**Exercise:** Tally every line of the listing below that holds "Sensitivity", then give the tally alone.

[Records that describe figures]
========
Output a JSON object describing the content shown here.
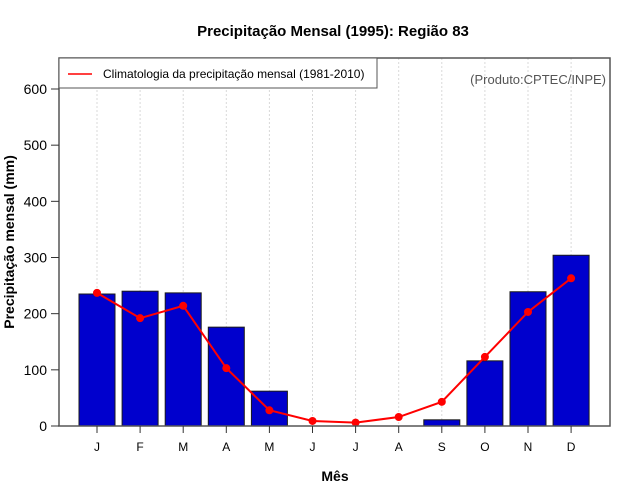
{
  "chart_data": {
    "type": "bar",
    "title": "Precipitação Mensal (1995): Região 83",
    "xlabel": "Mês",
    "ylabel": "Precipitação mensal (mm)",
    "categories": [
      "J",
      "F",
      "M",
      "A",
      "M",
      "J",
      "J",
      "A",
      "S",
      "O",
      "N",
      "D"
    ],
    "ylim": [
      0,
      600
    ],
    "yticks": [
      0,
      100,
      200,
      300,
      400,
      500,
      600
    ],
    "series": [
      {
        "name": "Precipitação mensal (1995)",
        "type": "bar",
        "color": "#0000cd",
        "values": [
          235,
          240,
          237,
          176,
          62,
          0,
          0,
          0,
          11,
          116,
          239,
          304
        ]
      },
      {
        "name": "Climatologia da precipitação mensal (1981-2010)",
        "type": "line",
        "color": "#ff0000",
        "values": [
          237,
          192,
          214,
          103,
          28,
          9,
          6,
          16,
          43,
          123,
          203,
          263
        ]
      }
    ],
    "legend": {
      "position": "top-left",
      "entries": [
        "Climatologia da precipitação mensal (1981-2010)"
      ]
    },
    "annotation": "(Produto:CPTEC/INPE)",
    "grid": {
      "vertical": true,
      "horizontal": false
    }
  }
}
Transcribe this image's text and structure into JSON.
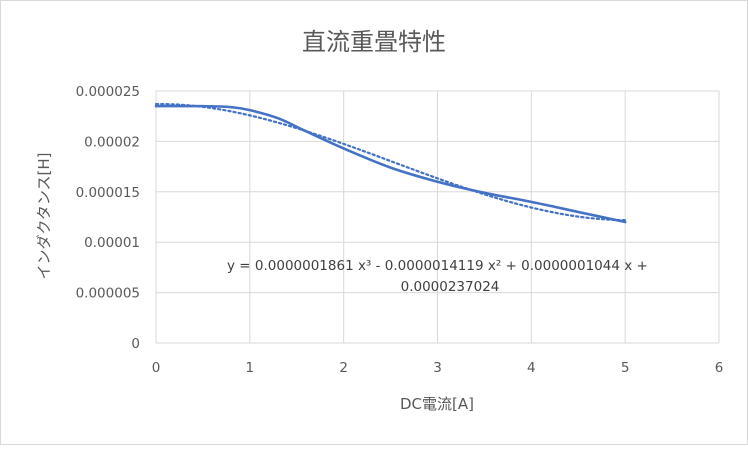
{
  "chart_data": {
    "type": "line",
    "title": "直流重畳特性",
    "xlabel": "DC電流[A]",
    "ylabel": "インダクタンス[H]",
    "xlim": [
      0,
      6
    ],
    "ylim": [
      0,
      2.5e-05
    ],
    "x_ticks": [
      "0",
      "1",
      "2",
      "3",
      "4",
      "5",
      "6"
    ],
    "y_ticks": [
      "0",
      "0.000005",
      "0.00001",
      "0.000015",
      "0.00002",
      "0.000025"
    ],
    "grid": true,
    "legend": "none",
    "series": [
      {
        "style": "solid",
        "color": "#4472C4",
        "x": [
          0,
          0.5,
          0.8,
          1,
          1.3,
          1.6,
          2,
          2.5,
          3,
          3.5,
          4,
          4.5,
          5
        ],
        "y": [
          2.35e-05,
          2.35e-05,
          2.34e-05,
          2.31e-05,
          2.23e-05,
          2.1e-05,
          1.93e-05,
          1.74e-05,
          1.6e-05,
          1.49e-05,
          1.4e-05,
          1.3e-05,
          1.2e-05
        ]
      },
      {
        "style": "dotted",
        "color": "#4472C4",
        "trendline": "poly3",
        "x_range": [
          0,
          5
        ],
        "coefficients": [
          1.861e-07,
          -1.4119e-06,
          1.044e-07,
          2.37024e-05
        ]
      }
    ],
    "annotation": {
      "line1": "y = 0.0000001861 x³ - 0.0000014119 x² + 0.0000001044 x +",
      "line2": "0.0000237024"
    }
  }
}
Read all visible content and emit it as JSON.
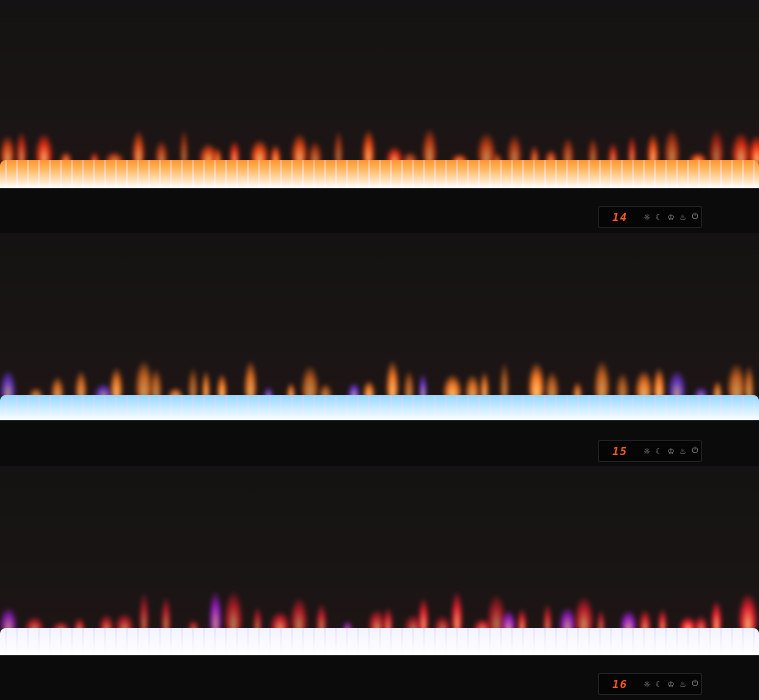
{
  "units": [
    {
      "display": "14",
      "flame_color": "#ff4a10",
      "bed_color": "#ff8a50",
      "accent": "#ff3010"
    },
    {
      "display": "15",
      "flame_color": "#ff7a20",
      "bed_color": "#8ab8ff",
      "accent": "#7a40ff"
    },
    {
      "display": "16",
      "flame_color": "#ff2030",
      "bed_color": "#d8d8ff",
      "accent": "#c020ff"
    }
  ],
  "panel_icons": [
    "sun-icon",
    "moon-icon",
    "crown-icon",
    "flame-icon",
    "power-icon"
  ]
}
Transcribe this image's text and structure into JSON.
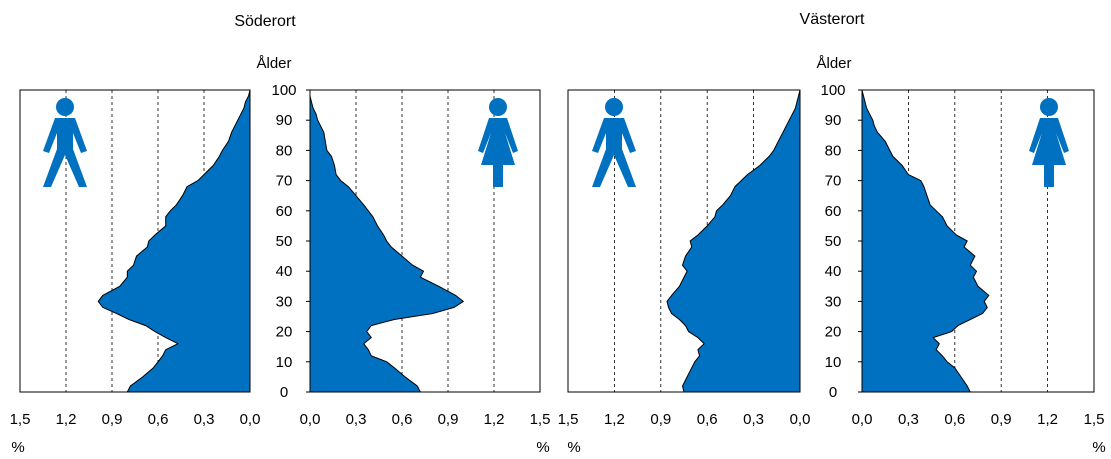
{
  "chart_data": [
    {
      "type": "area",
      "title": "Söderort",
      "ylabel": "Ålder",
      "yticks": [
        "0",
        "10",
        "20",
        "30",
        "40",
        "50",
        "60",
        "70",
        "80",
        "90",
        "100"
      ],
      "ylim": [
        0,
        100
      ],
      "xlim": [
        0,
        1.5
      ],
      "unit": "%",
      "male_xticks": [
        "1,5",
        "1,2",
        "0,9",
        "0,6",
        "0,3",
        "0,0"
      ],
      "female_xticks": [
        "0,0",
        "0,3",
        "0,6",
        "0,9",
        "1,2",
        "1,5"
      ],
      "grid": "vertical dashed",
      "age": [
        0,
        2,
        5,
        8,
        10,
        12,
        14,
        16,
        18,
        20,
        22,
        24,
        26,
        28,
        30,
        32,
        35,
        38,
        40,
        42,
        45,
        48,
        50,
        52,
        55,
        58,
        60,
        62,
        65,
        68,
        70,
        72,
        75,
        78,
        80,
        83,
        86,
        88,
        90,
        92,
        94,
        96,
        98,
        100
      ],
      "series": [
        {
          "values": [
            0.8,
            0.78,
            0.7,
            0.63,
            0.6,
            0.57,
            0.55,
            0.47,
            0.55,
            0.62,
            0.68,
            0.79,
            0.87,
            0.96,
            0.99,
            0.96,
            0.85,
            0.8,
            0.8,
            0.76,
            0.74,
            0.67,
            0.66,
            0.62,
            0.55,
            0.55,
            0.52,
            0.48,
            0.44,
            0.41,
            0.34,
            0.3,
            0.24,
            0.2,
            0.18,
            0.14,
            0.12,
            0.1,
            0.08,
            0.06,
            0.04,
            0.03,
            0.01,
            0.0
          ]
        },
        {
          "values": [
            0.72,
            0.7,
            0.62,
            0.55,
            0.5,
            0.4,
            0.38,
            0.35,
            0.4,
            0.37,
            0.4,
            0.55,
            0.8,
            0.94,
            1.0,
            0.95,
            0.84,
            0.72,
            0.74,
            0.67,
            0.6,
            0.53,
            0.5,
            0.48,
            0.44,
            0.41,
            0.38,
            0.35,
            0.3,
            0.25,
            0.2,
            0.17,
            0.16,
            0.14,
            0.11,
            0.1,
            0.09,
            0.07,
            0.05,
            0.04,
            0.02,
            0.01,
            0.0,
            0.0
          ]
        }
      ]
    },
    {
      "type": "area",
      "title": "Västerort",
      "ylabel": "Ålder",
      "yticks": [
        "0",
        "10",
        "20",
        "30",
        "40",
        "50",
        "60",
        "70",
        "80",
        "90",
        "100"
      ],
      "ylim": [
        0,
        100
      ],
      "xlim": [
        0,
        1.5
      ],
      "unit": "%",
      "male_xticks": [
        "1,5",
        "1,2",
        "0,9",
        "0,6",
        "0,3",
        "0,0"
      ],
      "female_xticks": [
        "0,0",
        "0,3",
        "0,6",
        "0,9",
        "1,2",
        "1,5"
      ],
      "grid": "vertical dashed",
      "age": [
        0,
        2,
        5,
        8,
        10,
        12,
        14,
        16,
        18,
        20,
        22,
        24,
        26,
        28,
        30,
        32,
        35,
        38,
        40,
        42,
        45,
        48,
        50,
        52,
        55,
        58,
        60,
        62,
        65,
        68,
        70,
        72,
        75,
        78,
        80,
        83,
        86,
        88,
        90,
        92,
        94,
        96,
        98,
        100
      ],
      "series": [
        {
          "values": [
            0.75,
            0.76,
            0.73,
            0.7,
            0.68,
            0.65,
            0.66,
            0.62,
            0.66,
            0.72,
            0.74,
            0.78,
            0.83,
            0.85,
            0.86,
            0.83,
            0.78,
            0.75,
            0.73,
            0.76,
            0.74,
            0.7,
            0.71,
            0.66,
            0.6,
            0.55,
            0.54,
            0.5,
            0.45,
            0.42,
            0.38,
            0.34,
            0.26,
            0.2,
            0.17,
            0.14,
            0.11,
            0.09,
            0.07,
            0.05,
            0.03,
            0.02,
            0.01,
            0.0
          ]
        },
        {
          "values": [
            0.7,
            0.68,
            0.64,
            0.6,
            0.55,
            0.52,
            0.48,
            0.5,
            0.46,
            0.58,
            0.62,
            0.7,
            0.78,
            0.81,
            0.79,
            0.82,
            0.75,
            0.72,
            0.74,
            0.7,
            0.73,
            0.66,
            0.68,
            0.61,
            0.55,
            0.52,
            0.48,
            0.44,
            0.42,
            0.4,
            0.38,
            0.3,
            0.26,
            0.2,
            0.18,
            0.15,
            0.1,
            0.08,
            0.07,
            0.05,
            0.03,
            0.02,
            0.01,
            0.0
          ]
        }
      ]
    }
  ],
  "colors": {
    "fill": "#0070C0",
    "stroke": "#000000",
    "icon": "#0070C0"
  },
  "icons": [
    "male-figure-icon",
    "female-figure-icon"
  ]
}
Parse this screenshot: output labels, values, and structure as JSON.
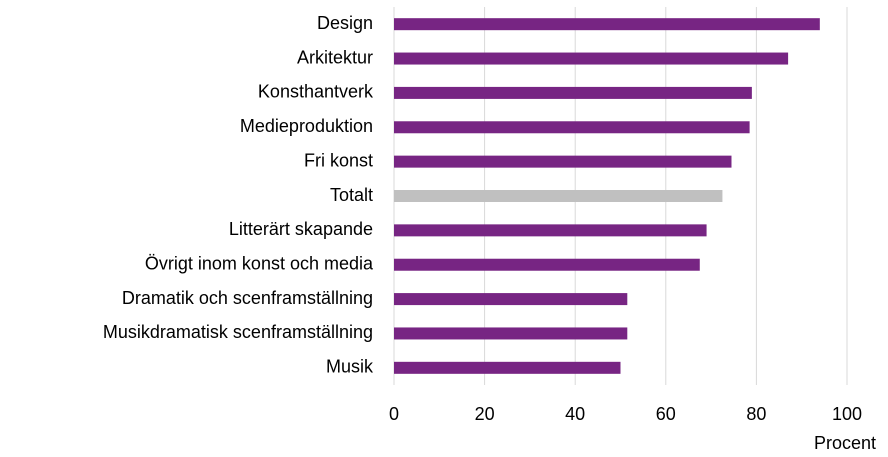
{
  "chart_data": {
    "type": "hbar",
    "categories": [
      "Design",
      "Arkitektur",
      "Konsthantverk",
      "Medieproduktion",
      "Fri konst",
      "Totalt",
      "Litterärt skapande",
      "Övrigt inom konst och media",
      "Dramatik och scenframställning",
      "Musikdramatisk scenframställning",
      "Musik"
    ],
    "values": [
      94,
      87,
      79,
      78.5,
      74.5,
      72.5,
      69,
      67.5,
      51.5,
      51.5,
      50
    ],
    "colors": [
      "#772583",
      "#772583",
      "#772583",
      "#772583",
      "#772583",
      "#c0c0c0",
      "#772583",
      "#772583",
      "#772583",
      "#772583",
      "#772583"
    ],
    "xlabel": "Procent",
    "xlim": [
      0,
      100
    ],
    "xticks": [
      0,
      20,
      40,
      60,
      80,
      100
    ],
    "grid": true
  }
}
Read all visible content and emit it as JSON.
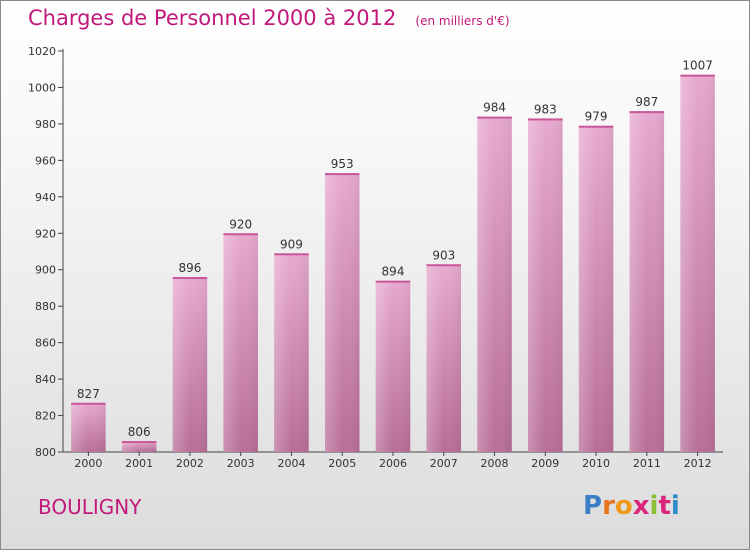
{
  "chart_data": {
    "type": "bar",
    "title": "Charges de Personnel 2000 à 2012",
    "subtitle": "(en milliers d'€)",
    "categories": [
      "2000",
      "2001",
      "2002",
      "2003",
      "2004",
      "2005",
      "2006",
      "2007",
      "2008",
      "2009",
      "2010",
      "2011",
      "2012"
    ],
    "values": [
      827,
      806,
      896,
      920,
      909,
      953,
      894,
      903,
      984,
      983,
      979,
      987,
      1007
    ],
    "value_labels": [
      "827",
      "806",
      "896",
      "920",
      "909",
      "953",
      "894",
      "903",
      "984",
      "983",
      "979",
      "987",
      "1007"
    ],
    "ylim": [
      800,
      1020
    ],
    "yticks": [
      800,
      820,
      840,
      860,
      880,
      900,
      920,
      940,
      960,
      980,
      1000,
      1020
    ],
    "ytick_labels": [
      "800",
      "820",
      "840",
      "860",
      "880",
      "900",
      "920",
      "940",
      "960",
      "980",
      "1000",
      "1020"
    ],
    "xlabel": "",
    "ylabel": "",
    "grid": false,
    "bar_color": "#d98fba"
  },
  "footer": {
    "place": "BOULIGNY"
  },
  "logo": {
    "text": "Proxiti",
    "letters": [
      "P",
      "r",
      "o",
      "x",
      "i",
      "t",
      "i"
    ],
    "letter_colors": [
      "#3a7fc4",
      "#e8731d",
      "#ef9a1a",
      "#d9267d",
      "#8bbf3a",
      "#d9267d",
      "#2e8bc9"
    ]
  }
}
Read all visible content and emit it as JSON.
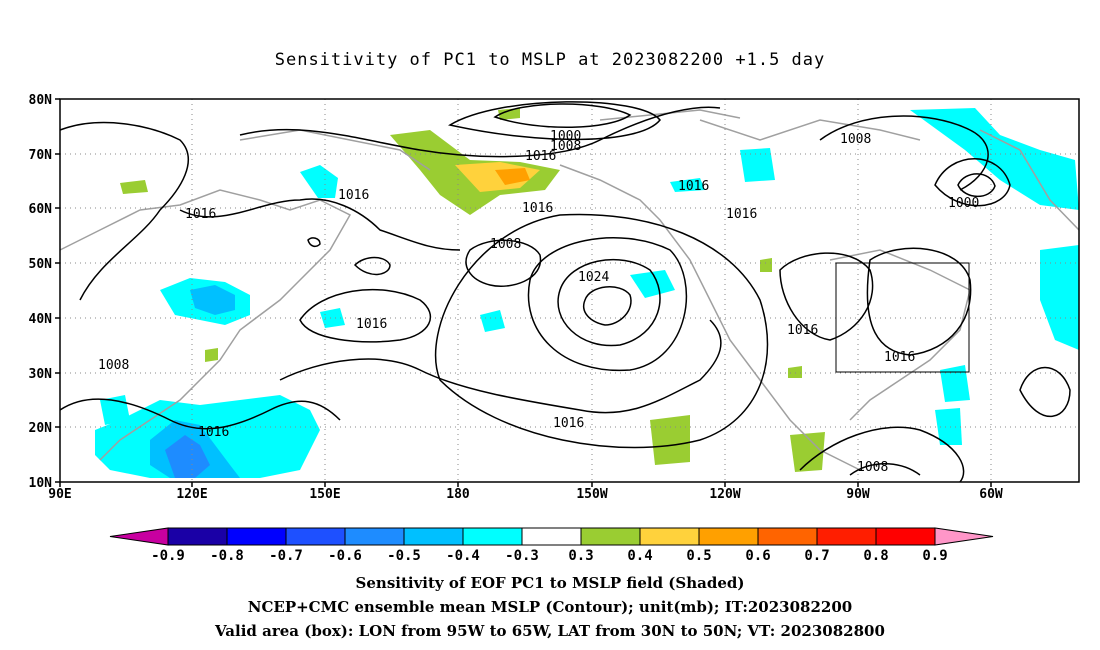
{
  "title": "Sensitivity of PC1 to MSLP at 2023082200 +1.5 day",
  "lat_labels": [
    "80N",
    "70N",
    "60N",
    "50N",
    "40N",
    "30N",
    "20N",
    "10N"
  ],
  "lon_labels": [
    "90E",
    "120E",
    "150E",
    "180",
    "150W",
    "120W",
    "90W",
    "60W"
  ],
  "contour_labels": [
    "1000",
    "1008",
    "1016",
    "1016",
    "1016",
    "1008",
    "1016",
    "1016",
    "1016",
    "1024",
    "1016",
    "1016",
    "1008",
    "1008",
    "1000",
    "1016",
    "1016",
    "1016",
    "1008"
  ],
  "colorbar": {
    "labels": [
      "-0.9",
      "-0.8",
      "-0.7",
      "-0.6",
      "-0.5",
      "-0.4",
      "-0.3",
      "0.3",
      "0.4",
      "0.5",
      "0.6",
      "0.7",
      "0.8",
      "0.9"
    ],
    "colors": [
      "#1a00a6",
      "#0000ff",
      "#1e50ff",
      "#1e8cff",
      "#00c0ff",
      "#00ffff",
      "#ffffff",
      "#9acd32",
      "#ffd23c",
      "#ffa000",
      "#ff6400",
      "#ff1e00",
      "#ff0000"
    ],
    "left_cap_color": "#c800a0",
    "right_cap_color": "#ff96c8"
  },
  "valid_area": {
    "lon": [
      "95W",
      "65W"
    ],
    "lat": [
      "30N",
      "50N"
    ]
  },
  "captions": [
    "Sensitivity of EOF PC1 to MSLP field (Shaded)",
    "NCEP+CMC ensemble mean MSLP (Contour); unit(mb); IT:2023082200",
    "Valid area (box): LON from 95W to 65W, LAT from 30N to 50N; VT: 2023082800"
  ]
}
========
**Task output:** 2